=== Short task ===
Write the data out again in full, with no departure from the original.
───── Stored records ─────
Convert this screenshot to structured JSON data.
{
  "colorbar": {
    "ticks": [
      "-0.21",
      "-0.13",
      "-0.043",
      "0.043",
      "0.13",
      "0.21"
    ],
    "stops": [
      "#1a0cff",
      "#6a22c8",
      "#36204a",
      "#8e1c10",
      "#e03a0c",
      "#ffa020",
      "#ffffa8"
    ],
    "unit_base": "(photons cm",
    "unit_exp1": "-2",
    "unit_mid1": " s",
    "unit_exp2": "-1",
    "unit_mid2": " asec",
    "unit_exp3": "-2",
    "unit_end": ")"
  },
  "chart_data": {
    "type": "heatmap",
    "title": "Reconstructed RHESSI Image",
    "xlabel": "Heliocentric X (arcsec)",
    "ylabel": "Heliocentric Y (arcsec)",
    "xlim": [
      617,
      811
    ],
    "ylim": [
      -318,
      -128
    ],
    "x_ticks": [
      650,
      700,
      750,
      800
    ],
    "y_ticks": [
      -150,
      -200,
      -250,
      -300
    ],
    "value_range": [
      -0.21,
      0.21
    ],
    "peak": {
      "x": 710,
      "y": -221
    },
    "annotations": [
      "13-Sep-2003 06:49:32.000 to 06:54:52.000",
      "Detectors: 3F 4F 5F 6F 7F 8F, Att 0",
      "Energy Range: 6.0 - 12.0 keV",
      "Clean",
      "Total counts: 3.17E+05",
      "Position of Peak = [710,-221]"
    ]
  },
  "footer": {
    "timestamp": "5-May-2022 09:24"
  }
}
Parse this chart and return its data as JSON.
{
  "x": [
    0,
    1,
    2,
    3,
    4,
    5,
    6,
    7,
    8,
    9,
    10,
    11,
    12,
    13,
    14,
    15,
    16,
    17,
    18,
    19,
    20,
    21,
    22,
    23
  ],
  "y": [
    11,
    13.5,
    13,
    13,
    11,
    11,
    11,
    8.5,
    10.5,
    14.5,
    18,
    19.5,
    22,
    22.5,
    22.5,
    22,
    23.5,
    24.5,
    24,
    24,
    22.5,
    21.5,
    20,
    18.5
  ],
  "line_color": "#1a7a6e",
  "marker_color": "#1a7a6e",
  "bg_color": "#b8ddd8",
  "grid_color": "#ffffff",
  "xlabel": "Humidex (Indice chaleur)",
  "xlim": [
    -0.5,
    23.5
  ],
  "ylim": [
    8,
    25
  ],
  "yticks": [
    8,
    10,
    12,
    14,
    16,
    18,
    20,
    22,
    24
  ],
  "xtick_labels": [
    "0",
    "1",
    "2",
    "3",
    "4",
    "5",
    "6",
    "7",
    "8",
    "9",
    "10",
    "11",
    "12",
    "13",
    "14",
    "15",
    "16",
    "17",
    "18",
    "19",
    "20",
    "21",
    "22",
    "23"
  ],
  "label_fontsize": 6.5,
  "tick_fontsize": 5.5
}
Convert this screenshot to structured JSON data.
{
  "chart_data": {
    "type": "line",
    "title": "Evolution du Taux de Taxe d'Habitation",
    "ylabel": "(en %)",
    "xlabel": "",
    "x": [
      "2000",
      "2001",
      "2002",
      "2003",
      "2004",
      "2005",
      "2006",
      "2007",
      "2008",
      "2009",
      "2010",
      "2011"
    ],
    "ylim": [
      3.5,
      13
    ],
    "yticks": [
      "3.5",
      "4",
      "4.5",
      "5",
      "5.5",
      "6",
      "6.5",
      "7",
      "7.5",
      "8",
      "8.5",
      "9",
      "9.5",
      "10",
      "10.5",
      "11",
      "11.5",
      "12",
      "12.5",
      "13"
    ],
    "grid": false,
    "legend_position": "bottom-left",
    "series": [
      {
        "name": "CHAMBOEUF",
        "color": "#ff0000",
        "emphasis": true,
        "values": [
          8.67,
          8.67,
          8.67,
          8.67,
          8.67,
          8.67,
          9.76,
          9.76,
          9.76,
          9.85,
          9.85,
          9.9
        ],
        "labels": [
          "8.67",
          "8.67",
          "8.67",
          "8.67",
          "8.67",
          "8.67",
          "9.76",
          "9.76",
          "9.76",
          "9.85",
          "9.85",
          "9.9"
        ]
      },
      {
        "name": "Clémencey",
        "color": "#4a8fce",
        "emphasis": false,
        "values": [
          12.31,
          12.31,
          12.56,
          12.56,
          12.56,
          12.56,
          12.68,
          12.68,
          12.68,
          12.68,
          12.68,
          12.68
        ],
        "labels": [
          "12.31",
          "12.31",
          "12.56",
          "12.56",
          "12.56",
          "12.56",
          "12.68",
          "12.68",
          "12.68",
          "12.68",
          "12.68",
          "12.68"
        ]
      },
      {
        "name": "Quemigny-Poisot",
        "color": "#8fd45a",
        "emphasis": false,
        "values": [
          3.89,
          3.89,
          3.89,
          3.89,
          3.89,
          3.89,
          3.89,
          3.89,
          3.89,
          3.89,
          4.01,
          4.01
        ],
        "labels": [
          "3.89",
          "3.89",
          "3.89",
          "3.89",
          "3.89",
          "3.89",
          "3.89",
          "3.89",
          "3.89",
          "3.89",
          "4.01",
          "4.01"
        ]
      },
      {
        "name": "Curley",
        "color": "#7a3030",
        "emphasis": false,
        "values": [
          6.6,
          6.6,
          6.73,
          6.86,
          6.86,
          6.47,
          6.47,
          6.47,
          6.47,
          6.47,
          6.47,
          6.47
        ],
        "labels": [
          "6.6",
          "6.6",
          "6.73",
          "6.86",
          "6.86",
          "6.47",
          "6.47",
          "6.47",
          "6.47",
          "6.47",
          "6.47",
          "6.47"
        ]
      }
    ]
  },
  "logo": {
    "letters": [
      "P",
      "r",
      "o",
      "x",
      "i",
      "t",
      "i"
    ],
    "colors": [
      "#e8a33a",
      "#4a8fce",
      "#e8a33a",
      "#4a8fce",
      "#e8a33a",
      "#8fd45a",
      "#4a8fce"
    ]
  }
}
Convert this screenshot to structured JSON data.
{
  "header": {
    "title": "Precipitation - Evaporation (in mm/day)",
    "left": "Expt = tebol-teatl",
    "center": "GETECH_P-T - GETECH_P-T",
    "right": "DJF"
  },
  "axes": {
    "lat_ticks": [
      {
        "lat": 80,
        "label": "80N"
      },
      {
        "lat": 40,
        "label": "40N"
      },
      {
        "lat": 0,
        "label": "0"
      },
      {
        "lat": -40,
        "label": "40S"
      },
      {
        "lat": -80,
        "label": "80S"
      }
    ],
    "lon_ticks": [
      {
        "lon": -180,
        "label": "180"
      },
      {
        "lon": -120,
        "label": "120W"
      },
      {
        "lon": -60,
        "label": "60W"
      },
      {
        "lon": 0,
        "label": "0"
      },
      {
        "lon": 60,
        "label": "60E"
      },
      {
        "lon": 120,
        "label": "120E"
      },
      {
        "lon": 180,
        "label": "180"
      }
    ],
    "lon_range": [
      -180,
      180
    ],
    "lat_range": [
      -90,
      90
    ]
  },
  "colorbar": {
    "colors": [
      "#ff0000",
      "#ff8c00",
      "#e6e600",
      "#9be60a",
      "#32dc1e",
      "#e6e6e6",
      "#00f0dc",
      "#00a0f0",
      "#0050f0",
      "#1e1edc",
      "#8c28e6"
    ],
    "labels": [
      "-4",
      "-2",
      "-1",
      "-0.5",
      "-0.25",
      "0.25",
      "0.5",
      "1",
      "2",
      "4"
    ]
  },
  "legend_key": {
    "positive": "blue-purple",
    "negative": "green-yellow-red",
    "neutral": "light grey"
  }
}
─────
=== Response to the task ===
Convert this screenshot to structured JSON data.
{
  "colorbar": {
    "ticks": [
      "-0.21",
      "-0.13",
      "-0.043",
      "0.043",
      "0.13",
      "0.21"
    ],
    "stops": [
      "#1a0cff",
      "#6a22c8",
      "#36204a",
      "#8e1c10",
      "#e03a0c",
      "#ffa020",
      "#ffffa8"
    ],
    "unit_base": "(photons cm",
    "unit_exp1": "-2",
    "unit_mid1": " s",
    "unit_exp2": "-1",
    "unit_mid2": " asec",
    "unit_exp3": "-2",
    "unit_end": ")"
  },
  "chart_data": {
    "type": "heatmap",
    "title": "Reconstructed RHESSI Image",
    "xlabel": "Heliocentric X (arcsec)",
    "ylabel": "Heliocentric Y (arcsec)",
    "xlim": [
      617,
      811
    ],
    "ylim": [
      -318,
      -128
    ],
    "x_ticks": [
      650,
      700,
      750,
      800
    ],
    "y_ticks": [
      -150,
      -200,
      -250,
      -300
    ],
    "value_range": [
      -0.21,
      0.21
    ],
    "peak": {
      "x": 710,
      "y": -221
    },
    "annotations": [
      "13-Sep-2003 06:49:32.000 to 06:54:52.000",
      "Detectors: 3F 4F 5F 6F 7F 8F, Att 0",
      "Energy Range: 6.0 - 12.0 keV",
      "Clean",
      "Total counts: 3.17E+05",
      "Position of Peak = [710,-221]"
    ]
  },
  "footer": {
    "timestamp": "5-May-2022 09:24"
  }
}
Parse this chart and return its data as JSON.
{
  "x": [
    0,
    1,
    2,
    3,
    4,
    5,
    6,
    7,
    8,
    9,
    10,
    11,
    12,
    13,
    14,
    15,
    16,
    17,
    18,
    19,
    20,
    21,
    22,
    23
  ],
  "y": [
    11,
    13.5,
    13,
    13,
    11,
    11,
    11,
    8.5,
    10.5,
    14.5,
    18,
    19.5,
    22,
    22.5,
    22.5,
    22,
    23.5,
    24.5,
    24,
    24,
    22.5,
    21.5,
    20,
    18.5
  ],
  "line_color": "#1a7a6e",
  "marker_color": "#1a7a6e",
  "bg_color": "#b8ddd8",
  "grid_color": "#ffffff",
  "xlabel": "Humidex (Indice chaleur)",
  "xlim": [
    -0.5,
    23.5
  ],
  "ylim": [
    8,
    25
  ],
  "yticks": [
    8,
    10,
    12,
    14,
    16,
    18,
    20,
    22,
    24
  ],
  "xtick_labels": [
    "0",
    "1",
    "2",
    "3",
    "4",
    "5",
    "6",
    "7",
    "8",
    "9",
    "10",
    "11",
    "12",
    "13",
    "14",
    "15",
    "16",
    "17",
    "18",
    "19",
    "20",
    "21",
    "22",
    "23"
  ],
  "label_fontsize": 6.5,
  "tick_fontsize": 5.5
}
Convert this screenshot to structured JSON data.
{
  "chart_data": {
    "type": "line",
    "title": "Evolution du Taux de Taxe d'Habitation",
    "ylabel": "(en %)",
    "xlabel": "",
    "x": [
      "2000",
      "2001",
      "2002",
      "2003",
      "2004",
      "2005",
      "2006",
      "2007",
      "2008",
      "2009",
      "2010",
      "2011"
    ],
    "ylim": [
      3.5,
      13
    ],
    "yticks": [
      "3.5",
      "4",
      "4.5",
      "5",
      "5.5",
      "6",
      "6.5",
      "7",
      "7.5",
      "8",
      "8.5",
      "9",
      "9.5",
      "10",
      "10.5",
      "11",
      "11.5",
      "12",
      "12.5",
      "13"
    ],
    "grid": false,
    "legend_position": "bottom-left",
    "series": [
      {
        "name": "CHAMBOEUF",
        "color": "#ff0000",
        "emphasis": true,
        "values": [
          8.67,
          8.67,
          8.67,
          8.67,
          8.67,
          8.67,
          9.76,
          9.76,
          9.76,
          9.85,
          9.85,
          9.9
        ],
        "labels": [
          "8.67",
          "8.67",
          "8.67",
          "8.67",
          "8.67",
          "8.67",
          "9.76",
          "9.76",
          "9.76",
          "9.85",
          "9.85",
          "9.9"
        ]
      },
      {
        "name": "Clémencey",
        "color": "#4a8fce",
        "emphasis": false,
        "values": [
          12.31,
          12.31,
          12.56,
          12.56,
          12.56,
          12.56,
          12.68,
          12.68,
          12.68,
          12.68,
          12.68,
          12.68
        ],
        "labels": [
          "12.31",
          "12.31",
          "12.56",
          "12.56",
          "12.56",
          "12.56",
          "12.68",
          "12.68",
          "12.68",
          "12.68",
          "12.68",
          "12.68"
        ]
      },
      {
        "name": "Quemigny-Poisot",
        "color": "#8fd45a",
        "emphasis": false,
        "values": [
          3.89,
          3.89,
          3.89,
          3.89,
          3.89,
          3.89,
          3.89,
          3.89,
          3.89,
          3.89,
          4.01,
          4.01
        ],
        "labels": [
          "3.89",
          "3.89",
          "3.89",
          "3.89",
          "3.89",
          "3.89",
          "3.89",
          "3.89",
          "3.89",
          "3.89",
          "4.01",
          "4.01"
        ]
      },
      {
        "name": "Curley",
        "color": "#7a3030",
        "emphasis": false,
        "values": [
          6.6,
          6.6,
          6.73,
          6.86,
          6.86,
          6.47,
          6.47,
          6.47,
          6.47,
          6.47,
          6.47,
          6.47
        ],
        "labels": [
          "6.6",
          "6.6",
          "6.73",
          "6.86",
          "6.86",
          "6.47",
          "6.47",
          "6.47",
          "6.47",
          "6.47",
          "6.47",
          "6.47"
        ]
      }
    ]
  },
  "logo": {
    "letters": [
      "P",
      "r",
      "o",
      "x",
      "i",
      "t",
      "i"
    ],
    "colors": [
      "#e8a33a",
      "#4a8fce",
      "#e8a33a",
      "#4a8fce",
      "#e8a33a",
      "#8fd45a",
      "#4a8fce"
    ]
  }
}
Convert this screenshot to structured JSON data.
{
  "header": {
    "title": "Precipitation - Evaporation (in mm/day)",
    "left": "Expt = tebol-teatl",
    "center": "GETECH_P-T - GETECH_P-T",
    "right": "DJF"
  },
  "axes": {
    "lat_ticks": [
      {
        "lat": 80,
        "label": "80N"
      },
      {
        "lat": 40,
        "label": "40N"
      },
      {
        "lat": 0,
        "label": "0"
      },
      {
        "lat": -40,
        "label": "40S"
      },
      {
        "lat": -80,
        "label": "80S"
      }
    ],
    "lon_ticks": [
      {
        "lon": -180,
        "label": "180"
      },
      {
        "lon": -120,
        "label": "120W"
      },
      {
        "lon": -60,
        "label": "60W"
      },
      {
        "lon": 0,
        "label": "0"
      },
      {
        "lon": 60,
        "label": "60E"
      },
      {
        "lon": 120,
        "label": "120E"
      },
      {
        "lon": 180,
        "label": "180"
      }
    ],
    "lon_range": [
      -180,
      180
    ],
    "lat_range": [
      -90,
      90
    ]
  },
  "colorbar": {
    "colors": [
      "#ff0000",
      "#ff8c00",
      "#e6e600",
      "#9be60a",
      "#32dc1e",
      "#e6e6e6",
      "#00f0dc",
      "#00a0f0",
      "#0050f0",
      "#1e1edc",
      "#8c28e6"
    ],
    "labels": [
      "-4",
      "-2",
      "-1",
      "-0.5",
      "-0.25",
      "0.25",
      "0.5",
      "1",
      "2",
      "4"
    ]
  },
  "legend_key": {
    "positive": "blue-purple",
    "negative": "green-yellow-red",
    "neutral": "light grey"
  }
}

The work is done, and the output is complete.